_Directive_:
Write out, unchanged, the lines from the one holding "What does this" to the close of the listing. Both the first and last lines belong in it.

_Input rows_:
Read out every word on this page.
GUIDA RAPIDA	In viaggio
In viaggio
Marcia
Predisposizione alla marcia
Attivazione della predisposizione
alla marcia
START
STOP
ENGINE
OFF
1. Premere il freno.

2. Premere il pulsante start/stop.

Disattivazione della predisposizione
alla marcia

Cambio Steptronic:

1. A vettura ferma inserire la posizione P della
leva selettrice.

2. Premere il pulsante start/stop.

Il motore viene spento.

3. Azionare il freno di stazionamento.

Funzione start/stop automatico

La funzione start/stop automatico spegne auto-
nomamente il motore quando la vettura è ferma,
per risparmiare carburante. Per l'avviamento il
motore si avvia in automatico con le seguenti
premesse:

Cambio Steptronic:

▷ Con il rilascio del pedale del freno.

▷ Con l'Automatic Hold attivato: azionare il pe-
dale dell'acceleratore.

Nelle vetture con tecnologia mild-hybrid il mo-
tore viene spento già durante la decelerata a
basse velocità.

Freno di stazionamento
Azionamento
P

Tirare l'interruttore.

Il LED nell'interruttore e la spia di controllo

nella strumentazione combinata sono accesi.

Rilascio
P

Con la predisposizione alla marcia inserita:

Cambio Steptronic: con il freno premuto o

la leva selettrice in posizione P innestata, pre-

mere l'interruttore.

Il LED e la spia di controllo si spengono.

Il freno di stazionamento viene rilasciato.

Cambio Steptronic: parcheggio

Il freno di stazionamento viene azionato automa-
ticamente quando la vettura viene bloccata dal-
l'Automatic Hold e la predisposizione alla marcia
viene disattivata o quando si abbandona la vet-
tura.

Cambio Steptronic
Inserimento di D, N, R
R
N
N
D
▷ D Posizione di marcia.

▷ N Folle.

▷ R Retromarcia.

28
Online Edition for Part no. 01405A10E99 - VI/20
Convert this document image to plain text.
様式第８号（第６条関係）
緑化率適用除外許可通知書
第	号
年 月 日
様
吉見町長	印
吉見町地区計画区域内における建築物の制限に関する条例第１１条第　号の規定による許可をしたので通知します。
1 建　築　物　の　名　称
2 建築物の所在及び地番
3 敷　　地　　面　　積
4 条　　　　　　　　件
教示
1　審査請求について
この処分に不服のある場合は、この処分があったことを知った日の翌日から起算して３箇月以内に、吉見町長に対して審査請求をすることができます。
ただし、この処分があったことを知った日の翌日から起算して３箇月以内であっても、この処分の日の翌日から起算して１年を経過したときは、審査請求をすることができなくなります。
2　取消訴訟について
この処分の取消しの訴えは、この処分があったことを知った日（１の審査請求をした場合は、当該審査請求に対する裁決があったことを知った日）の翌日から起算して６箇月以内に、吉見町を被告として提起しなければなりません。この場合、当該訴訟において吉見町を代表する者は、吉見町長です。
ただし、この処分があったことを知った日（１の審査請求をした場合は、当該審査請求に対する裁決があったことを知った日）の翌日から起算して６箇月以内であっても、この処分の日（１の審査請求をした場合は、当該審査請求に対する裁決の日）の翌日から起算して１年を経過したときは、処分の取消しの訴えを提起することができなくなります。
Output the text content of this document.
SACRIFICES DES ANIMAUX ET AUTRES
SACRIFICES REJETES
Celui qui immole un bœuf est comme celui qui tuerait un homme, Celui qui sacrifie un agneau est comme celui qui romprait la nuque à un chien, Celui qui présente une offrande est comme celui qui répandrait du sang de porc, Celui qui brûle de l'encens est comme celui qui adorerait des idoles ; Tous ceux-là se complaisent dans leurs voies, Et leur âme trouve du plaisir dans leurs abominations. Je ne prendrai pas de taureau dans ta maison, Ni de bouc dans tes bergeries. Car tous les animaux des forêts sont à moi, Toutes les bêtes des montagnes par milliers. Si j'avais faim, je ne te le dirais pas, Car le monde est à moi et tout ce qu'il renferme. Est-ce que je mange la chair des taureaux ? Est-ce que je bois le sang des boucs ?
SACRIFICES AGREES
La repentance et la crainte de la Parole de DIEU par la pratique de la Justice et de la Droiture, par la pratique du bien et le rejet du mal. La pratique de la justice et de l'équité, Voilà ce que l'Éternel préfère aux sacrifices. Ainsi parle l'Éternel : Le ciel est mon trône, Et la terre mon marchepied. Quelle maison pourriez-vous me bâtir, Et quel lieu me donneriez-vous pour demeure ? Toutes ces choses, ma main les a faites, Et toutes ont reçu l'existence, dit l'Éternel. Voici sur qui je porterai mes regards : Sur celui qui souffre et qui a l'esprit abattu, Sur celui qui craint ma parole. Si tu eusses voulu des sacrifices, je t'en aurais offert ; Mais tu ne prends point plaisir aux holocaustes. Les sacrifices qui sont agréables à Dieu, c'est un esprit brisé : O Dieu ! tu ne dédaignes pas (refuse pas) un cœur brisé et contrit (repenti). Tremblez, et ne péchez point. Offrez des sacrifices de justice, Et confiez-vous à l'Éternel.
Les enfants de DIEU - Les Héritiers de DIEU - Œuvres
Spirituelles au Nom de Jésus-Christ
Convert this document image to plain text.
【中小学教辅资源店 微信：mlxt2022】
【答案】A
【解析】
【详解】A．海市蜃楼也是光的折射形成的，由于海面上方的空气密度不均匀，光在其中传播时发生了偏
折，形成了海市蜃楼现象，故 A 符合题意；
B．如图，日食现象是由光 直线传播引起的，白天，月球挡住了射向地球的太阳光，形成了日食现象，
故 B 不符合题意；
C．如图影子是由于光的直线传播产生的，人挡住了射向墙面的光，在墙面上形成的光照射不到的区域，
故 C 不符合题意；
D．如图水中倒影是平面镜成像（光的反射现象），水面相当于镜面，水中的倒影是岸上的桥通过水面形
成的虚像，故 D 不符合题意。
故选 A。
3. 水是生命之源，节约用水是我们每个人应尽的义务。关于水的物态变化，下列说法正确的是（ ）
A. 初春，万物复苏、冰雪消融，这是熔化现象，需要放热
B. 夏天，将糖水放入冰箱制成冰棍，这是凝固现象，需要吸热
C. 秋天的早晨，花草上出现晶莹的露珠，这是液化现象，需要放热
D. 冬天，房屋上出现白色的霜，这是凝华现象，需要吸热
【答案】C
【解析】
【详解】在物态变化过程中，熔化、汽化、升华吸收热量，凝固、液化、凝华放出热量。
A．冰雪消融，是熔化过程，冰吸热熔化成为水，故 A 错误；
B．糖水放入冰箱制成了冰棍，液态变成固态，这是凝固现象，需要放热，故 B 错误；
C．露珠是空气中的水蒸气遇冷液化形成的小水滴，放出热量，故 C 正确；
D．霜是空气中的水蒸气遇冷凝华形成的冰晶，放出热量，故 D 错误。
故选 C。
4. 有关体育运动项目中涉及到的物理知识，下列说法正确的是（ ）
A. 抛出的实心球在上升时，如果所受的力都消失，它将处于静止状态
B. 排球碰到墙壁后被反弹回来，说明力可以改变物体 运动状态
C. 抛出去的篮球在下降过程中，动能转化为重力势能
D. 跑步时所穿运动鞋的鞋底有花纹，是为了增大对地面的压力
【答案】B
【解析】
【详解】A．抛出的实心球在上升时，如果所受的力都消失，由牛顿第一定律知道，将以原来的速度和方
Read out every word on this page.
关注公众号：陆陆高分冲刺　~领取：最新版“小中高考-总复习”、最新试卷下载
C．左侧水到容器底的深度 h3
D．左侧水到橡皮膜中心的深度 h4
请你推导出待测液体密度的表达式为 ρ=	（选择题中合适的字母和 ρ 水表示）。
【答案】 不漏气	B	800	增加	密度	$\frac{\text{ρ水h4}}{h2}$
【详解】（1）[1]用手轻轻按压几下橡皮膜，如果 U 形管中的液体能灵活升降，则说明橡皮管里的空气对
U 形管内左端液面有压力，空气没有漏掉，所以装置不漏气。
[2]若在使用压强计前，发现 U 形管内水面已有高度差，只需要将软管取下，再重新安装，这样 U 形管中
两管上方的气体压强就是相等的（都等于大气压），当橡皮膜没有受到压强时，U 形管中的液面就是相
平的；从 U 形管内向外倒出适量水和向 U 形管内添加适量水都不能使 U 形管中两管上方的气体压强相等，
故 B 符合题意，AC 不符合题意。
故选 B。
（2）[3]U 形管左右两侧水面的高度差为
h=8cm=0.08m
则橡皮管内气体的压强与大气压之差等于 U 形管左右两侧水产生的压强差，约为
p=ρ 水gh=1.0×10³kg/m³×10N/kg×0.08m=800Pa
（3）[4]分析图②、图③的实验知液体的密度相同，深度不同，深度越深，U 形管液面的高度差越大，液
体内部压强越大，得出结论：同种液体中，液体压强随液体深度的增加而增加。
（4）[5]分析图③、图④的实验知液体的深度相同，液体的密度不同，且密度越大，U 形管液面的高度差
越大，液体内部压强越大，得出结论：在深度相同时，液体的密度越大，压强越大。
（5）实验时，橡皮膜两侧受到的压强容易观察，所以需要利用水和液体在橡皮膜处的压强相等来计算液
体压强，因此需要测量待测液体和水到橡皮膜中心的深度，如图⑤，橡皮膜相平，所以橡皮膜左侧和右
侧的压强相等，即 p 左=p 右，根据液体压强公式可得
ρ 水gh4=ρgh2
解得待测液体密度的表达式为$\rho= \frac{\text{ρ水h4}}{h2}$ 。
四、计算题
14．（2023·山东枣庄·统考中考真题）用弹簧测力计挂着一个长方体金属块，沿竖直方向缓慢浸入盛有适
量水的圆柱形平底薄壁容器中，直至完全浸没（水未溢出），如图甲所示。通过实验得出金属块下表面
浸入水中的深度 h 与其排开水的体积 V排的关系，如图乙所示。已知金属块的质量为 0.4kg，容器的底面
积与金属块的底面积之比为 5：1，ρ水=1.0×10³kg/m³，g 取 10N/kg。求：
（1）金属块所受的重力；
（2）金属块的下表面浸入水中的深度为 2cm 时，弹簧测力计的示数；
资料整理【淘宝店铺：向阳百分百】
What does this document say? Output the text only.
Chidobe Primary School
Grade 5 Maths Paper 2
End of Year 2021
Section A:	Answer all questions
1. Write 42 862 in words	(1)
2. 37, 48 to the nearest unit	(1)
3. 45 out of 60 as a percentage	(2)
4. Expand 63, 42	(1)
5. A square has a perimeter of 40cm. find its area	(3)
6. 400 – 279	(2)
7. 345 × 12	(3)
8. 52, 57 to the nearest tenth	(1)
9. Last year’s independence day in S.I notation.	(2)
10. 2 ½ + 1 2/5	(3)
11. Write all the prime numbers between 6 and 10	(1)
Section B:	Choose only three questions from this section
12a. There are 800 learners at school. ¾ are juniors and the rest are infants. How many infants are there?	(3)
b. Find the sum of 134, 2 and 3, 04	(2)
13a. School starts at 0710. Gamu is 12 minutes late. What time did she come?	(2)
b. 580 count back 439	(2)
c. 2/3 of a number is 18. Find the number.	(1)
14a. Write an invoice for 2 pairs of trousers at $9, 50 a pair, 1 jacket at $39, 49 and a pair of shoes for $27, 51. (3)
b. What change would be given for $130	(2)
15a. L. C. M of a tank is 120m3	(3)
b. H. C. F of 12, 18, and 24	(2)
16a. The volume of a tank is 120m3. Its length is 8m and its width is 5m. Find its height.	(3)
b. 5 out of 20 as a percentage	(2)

_Result of the task_:
What does this document say? Output the text only.
Chidobe Primary School
Grade 5 Maths Paper 2
End of Year 2021
Section A:	Answer all questions
1. Write 42 862 in words	(1)
2. 37, 48 to the nearest unit	(1)
3. 45 out of 60 as a percentage	(2)
4. Expand 63, 42	(1)
5. A square has a perimeter of 40cm. find its area	(3)
6. 400 – 279	(2)
7. 345 × 12	(3)
8. 52, 57 to the nearest tenth	(1)
9. Last year’s independence day in S.I notation.	(2)
10. 2 ½ + 1 2/5	(3)
11. Write all the prime numbers between 6 and 10	(1)
Section B:	Choose only three questions from this section
12a. There are 800 learners at school. ¾ are juniors and the rest are infants. How many infants are there?	(3)
b. Find the sum of 134, 2 and 3, 04	(2)
13a. School starts at 0710. Gamu is 12 minutes late. What time did she come?	(2)
b. 580 count back 439	(2)
c. 2/3 of a number is 18. Find the number.	(1)
14a. Write an invoice for 2 pairs of trousers at $9, 50 a pair, 1 jacket at $39, 49 and a pair of shoes for $27, 51. (3)
b. What change would be given for $130	(2)
15a. L. C. M of a tank is 120m3	(3)
b. H. C. F of 12, 18, and 24	(2)
16a. The volume of a tank is 120m3. Its length is 8m and its width is 5m. Find its height.	(3)
b. 5 out of 20 as a percentage	(2)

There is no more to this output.